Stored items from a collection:
______________________________

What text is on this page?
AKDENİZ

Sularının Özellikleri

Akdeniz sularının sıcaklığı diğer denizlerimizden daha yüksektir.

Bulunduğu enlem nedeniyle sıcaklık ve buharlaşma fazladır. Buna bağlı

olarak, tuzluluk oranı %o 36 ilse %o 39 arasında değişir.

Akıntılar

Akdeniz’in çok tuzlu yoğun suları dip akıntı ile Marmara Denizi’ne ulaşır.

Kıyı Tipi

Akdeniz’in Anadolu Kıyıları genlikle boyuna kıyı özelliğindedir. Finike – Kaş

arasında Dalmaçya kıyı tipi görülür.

______________________________

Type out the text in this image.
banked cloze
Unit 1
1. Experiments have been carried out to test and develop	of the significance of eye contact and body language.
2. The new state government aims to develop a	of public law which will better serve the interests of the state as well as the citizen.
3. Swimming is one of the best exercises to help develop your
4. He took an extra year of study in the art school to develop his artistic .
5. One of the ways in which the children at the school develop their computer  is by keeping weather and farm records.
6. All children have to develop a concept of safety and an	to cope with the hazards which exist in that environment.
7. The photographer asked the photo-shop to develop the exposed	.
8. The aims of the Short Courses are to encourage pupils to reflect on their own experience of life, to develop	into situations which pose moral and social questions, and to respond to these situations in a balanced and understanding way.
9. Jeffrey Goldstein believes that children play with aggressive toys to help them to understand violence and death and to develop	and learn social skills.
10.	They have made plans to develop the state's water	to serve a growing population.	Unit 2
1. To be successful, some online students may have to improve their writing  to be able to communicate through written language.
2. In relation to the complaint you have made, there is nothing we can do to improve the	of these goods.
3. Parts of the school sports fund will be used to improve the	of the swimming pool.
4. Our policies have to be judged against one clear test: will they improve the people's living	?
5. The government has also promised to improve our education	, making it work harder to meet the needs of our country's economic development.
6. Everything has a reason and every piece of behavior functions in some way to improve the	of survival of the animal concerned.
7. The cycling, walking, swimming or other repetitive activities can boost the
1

______________________________

Exercise aim:
Gather each line in the entries above where the string "test" is found.

Correct result:
1. Experiments have been carried out to test and develop	of the significance of eye contact and body language.
4. Our policies have to be judged against one clear test: will they improve the people's living	?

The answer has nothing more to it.